◆ Work to do: Take every line from the listing below that contains "Werknemers".

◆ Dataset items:
** Start **
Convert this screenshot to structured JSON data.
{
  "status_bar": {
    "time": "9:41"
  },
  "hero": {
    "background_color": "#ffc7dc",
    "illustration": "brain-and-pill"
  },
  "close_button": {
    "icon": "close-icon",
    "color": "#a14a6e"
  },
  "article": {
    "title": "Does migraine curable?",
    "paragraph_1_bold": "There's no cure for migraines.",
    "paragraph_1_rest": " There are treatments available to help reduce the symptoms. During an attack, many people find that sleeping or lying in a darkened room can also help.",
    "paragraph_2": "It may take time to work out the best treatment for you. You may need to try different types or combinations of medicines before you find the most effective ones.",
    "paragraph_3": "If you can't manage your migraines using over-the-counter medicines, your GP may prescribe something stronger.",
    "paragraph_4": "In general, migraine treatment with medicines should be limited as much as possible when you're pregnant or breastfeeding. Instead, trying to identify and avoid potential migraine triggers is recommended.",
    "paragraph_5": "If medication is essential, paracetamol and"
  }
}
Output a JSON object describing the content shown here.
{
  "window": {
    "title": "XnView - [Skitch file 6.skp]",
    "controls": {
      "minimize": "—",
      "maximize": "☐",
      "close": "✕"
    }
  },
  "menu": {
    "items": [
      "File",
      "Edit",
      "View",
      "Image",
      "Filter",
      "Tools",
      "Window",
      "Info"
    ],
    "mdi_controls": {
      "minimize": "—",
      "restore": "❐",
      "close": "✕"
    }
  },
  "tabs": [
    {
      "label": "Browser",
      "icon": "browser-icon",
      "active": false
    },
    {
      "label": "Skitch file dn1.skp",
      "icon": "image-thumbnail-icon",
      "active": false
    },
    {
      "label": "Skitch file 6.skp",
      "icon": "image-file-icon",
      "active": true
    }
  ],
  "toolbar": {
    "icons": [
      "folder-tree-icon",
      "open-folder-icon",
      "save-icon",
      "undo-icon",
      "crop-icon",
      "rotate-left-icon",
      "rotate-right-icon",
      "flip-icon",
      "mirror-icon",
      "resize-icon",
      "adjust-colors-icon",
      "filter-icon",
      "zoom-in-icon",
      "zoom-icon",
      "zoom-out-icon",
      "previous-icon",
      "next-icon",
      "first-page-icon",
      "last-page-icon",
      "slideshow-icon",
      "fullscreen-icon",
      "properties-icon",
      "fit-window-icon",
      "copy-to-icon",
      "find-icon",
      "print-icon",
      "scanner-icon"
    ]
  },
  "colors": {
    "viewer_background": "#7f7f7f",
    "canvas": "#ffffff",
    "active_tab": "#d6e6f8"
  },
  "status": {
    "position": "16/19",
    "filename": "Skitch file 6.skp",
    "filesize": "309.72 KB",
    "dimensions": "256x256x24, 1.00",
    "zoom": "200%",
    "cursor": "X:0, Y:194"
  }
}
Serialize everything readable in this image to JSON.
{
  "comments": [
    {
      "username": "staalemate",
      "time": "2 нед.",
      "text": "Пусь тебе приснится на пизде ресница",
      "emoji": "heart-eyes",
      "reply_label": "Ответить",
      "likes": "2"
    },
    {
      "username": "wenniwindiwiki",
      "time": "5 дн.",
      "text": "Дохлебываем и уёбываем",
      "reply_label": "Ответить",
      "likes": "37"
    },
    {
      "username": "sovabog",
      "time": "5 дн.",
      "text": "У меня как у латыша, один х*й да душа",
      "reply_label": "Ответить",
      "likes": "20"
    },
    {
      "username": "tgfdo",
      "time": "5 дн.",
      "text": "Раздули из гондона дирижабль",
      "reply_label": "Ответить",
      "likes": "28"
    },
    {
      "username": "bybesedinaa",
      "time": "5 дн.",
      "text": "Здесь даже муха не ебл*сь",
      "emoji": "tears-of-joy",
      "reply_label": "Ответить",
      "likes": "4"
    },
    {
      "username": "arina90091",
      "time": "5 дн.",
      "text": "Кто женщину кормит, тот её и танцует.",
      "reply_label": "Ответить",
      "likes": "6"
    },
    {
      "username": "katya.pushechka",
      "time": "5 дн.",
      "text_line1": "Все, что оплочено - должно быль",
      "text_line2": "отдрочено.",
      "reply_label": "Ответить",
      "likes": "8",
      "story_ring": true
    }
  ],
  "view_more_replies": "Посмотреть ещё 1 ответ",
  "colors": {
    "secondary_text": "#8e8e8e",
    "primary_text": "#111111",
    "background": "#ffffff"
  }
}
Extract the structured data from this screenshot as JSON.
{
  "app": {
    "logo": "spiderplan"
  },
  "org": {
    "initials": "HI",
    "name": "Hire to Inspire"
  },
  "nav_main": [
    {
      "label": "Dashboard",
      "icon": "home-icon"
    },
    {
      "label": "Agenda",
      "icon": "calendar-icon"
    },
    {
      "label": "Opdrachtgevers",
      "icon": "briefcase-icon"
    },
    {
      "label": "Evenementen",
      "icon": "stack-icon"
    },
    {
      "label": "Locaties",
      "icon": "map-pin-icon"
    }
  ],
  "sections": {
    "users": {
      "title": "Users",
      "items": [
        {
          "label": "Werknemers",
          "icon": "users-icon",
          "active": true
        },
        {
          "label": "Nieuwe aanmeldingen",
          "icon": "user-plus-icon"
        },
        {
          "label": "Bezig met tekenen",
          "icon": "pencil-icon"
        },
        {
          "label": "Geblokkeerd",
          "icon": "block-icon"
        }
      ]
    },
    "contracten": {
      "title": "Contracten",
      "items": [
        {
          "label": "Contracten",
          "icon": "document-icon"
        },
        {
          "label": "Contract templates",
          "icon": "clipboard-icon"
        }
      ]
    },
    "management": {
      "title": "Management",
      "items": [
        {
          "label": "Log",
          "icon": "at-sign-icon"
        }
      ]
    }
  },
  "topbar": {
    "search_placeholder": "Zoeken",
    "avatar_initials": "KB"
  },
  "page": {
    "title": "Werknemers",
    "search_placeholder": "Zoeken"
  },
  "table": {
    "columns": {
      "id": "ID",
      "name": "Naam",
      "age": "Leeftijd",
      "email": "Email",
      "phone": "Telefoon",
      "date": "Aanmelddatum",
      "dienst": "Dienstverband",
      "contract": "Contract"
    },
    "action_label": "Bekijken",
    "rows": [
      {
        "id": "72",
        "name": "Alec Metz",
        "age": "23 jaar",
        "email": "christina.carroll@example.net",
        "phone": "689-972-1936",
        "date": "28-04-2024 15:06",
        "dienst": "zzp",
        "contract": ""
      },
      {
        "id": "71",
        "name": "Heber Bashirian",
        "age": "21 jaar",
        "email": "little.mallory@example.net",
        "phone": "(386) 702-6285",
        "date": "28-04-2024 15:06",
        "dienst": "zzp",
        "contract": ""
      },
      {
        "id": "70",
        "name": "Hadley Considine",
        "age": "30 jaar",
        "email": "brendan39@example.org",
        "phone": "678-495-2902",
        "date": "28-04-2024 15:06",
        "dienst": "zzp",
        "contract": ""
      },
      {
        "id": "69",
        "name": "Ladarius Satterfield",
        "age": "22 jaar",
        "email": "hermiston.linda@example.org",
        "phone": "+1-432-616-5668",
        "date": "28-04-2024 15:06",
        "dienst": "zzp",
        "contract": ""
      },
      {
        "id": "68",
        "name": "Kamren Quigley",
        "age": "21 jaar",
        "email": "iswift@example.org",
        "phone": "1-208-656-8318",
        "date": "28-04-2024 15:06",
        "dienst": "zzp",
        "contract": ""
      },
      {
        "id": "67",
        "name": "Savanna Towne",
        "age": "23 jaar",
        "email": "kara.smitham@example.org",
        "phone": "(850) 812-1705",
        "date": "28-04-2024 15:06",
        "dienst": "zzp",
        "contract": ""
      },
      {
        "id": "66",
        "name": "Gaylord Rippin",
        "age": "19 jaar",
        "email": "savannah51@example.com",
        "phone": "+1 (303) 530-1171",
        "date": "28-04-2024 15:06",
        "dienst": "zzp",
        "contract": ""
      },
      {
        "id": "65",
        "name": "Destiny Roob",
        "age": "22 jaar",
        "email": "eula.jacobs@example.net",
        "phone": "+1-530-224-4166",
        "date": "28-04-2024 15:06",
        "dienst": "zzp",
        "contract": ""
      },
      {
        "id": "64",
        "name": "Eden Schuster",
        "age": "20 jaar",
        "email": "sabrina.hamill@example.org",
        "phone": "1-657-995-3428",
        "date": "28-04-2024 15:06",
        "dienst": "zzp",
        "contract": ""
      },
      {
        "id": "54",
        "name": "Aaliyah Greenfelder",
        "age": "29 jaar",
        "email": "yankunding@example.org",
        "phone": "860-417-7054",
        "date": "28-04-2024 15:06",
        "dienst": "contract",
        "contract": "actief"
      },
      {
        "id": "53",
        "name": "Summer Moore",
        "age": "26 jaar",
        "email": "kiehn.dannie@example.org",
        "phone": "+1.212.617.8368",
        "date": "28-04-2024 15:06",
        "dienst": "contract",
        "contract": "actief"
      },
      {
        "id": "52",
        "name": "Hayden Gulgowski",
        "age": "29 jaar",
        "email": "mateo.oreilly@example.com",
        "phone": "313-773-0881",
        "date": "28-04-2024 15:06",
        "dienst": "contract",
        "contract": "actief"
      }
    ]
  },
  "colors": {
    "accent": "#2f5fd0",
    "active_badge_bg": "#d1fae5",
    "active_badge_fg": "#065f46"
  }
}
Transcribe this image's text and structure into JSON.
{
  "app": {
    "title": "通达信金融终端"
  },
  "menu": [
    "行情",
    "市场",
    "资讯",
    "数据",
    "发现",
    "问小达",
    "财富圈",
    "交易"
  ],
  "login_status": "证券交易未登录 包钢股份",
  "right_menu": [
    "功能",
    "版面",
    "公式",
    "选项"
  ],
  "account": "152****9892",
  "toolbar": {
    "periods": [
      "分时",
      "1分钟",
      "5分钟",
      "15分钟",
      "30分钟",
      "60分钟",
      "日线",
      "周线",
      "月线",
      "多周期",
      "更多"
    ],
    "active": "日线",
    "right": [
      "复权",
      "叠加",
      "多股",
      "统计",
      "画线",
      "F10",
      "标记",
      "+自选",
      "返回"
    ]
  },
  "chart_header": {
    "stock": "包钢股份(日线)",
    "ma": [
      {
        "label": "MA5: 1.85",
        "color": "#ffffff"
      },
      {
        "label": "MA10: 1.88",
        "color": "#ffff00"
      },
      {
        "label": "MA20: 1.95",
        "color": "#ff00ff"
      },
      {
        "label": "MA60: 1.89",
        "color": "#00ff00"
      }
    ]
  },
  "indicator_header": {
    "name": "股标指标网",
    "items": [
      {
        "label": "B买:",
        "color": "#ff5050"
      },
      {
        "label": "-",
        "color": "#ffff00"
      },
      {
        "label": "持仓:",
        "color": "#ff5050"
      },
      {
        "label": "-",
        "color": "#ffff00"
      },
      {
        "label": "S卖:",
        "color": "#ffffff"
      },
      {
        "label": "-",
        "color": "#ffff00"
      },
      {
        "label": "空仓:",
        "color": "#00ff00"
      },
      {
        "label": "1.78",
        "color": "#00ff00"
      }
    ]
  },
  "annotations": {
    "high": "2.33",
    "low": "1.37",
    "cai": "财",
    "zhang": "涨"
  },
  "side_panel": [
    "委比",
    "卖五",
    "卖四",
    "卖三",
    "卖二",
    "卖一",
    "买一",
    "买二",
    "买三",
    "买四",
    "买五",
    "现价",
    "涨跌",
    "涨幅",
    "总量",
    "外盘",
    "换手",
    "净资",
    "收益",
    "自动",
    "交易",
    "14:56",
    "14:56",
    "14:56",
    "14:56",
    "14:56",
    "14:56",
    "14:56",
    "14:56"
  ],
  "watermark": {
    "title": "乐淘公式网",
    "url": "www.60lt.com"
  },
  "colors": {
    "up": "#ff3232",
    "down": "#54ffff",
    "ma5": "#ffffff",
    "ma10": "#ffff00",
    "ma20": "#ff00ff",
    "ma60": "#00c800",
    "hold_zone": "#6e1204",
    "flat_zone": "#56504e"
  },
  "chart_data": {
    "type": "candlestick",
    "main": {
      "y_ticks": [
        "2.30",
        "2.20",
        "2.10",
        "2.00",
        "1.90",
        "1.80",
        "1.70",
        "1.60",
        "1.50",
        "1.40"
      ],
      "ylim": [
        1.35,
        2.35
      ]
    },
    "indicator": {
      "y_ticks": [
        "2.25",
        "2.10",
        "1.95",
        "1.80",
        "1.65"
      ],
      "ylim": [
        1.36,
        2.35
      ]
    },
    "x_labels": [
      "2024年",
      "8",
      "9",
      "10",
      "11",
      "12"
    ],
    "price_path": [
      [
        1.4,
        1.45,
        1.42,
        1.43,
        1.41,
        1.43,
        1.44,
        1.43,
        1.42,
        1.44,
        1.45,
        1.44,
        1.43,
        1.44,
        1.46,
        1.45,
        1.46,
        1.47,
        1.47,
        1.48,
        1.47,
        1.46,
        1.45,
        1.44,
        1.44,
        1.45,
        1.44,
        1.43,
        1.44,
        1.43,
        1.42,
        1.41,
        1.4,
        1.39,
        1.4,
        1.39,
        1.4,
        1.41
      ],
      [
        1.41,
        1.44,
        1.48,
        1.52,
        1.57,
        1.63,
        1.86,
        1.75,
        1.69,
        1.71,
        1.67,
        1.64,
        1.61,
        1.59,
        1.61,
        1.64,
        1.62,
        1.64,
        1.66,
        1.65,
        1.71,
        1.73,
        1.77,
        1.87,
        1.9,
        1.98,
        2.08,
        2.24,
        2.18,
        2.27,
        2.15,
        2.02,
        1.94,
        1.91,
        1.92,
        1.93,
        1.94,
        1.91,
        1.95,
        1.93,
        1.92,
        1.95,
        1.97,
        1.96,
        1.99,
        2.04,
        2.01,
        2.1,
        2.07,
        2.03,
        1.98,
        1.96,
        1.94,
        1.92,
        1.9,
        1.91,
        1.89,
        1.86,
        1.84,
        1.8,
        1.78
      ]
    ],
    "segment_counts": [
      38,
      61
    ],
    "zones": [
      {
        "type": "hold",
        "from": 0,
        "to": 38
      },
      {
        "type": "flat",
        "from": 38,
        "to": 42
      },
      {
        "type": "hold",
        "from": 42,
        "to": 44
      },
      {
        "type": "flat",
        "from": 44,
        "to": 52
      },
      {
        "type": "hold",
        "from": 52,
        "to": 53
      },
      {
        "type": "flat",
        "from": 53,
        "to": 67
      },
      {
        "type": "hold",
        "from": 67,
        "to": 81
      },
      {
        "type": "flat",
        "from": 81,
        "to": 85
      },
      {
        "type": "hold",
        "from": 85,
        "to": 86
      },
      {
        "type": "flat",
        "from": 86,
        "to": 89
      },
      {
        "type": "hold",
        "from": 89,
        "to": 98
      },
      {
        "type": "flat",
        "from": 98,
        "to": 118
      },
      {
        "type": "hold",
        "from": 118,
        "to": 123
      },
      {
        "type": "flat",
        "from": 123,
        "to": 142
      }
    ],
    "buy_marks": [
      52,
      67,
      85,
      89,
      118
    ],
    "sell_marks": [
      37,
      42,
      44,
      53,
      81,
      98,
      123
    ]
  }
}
** End **
◆ Finished exercise:
          "label": "Werknemers",
    "title": "Werknemers",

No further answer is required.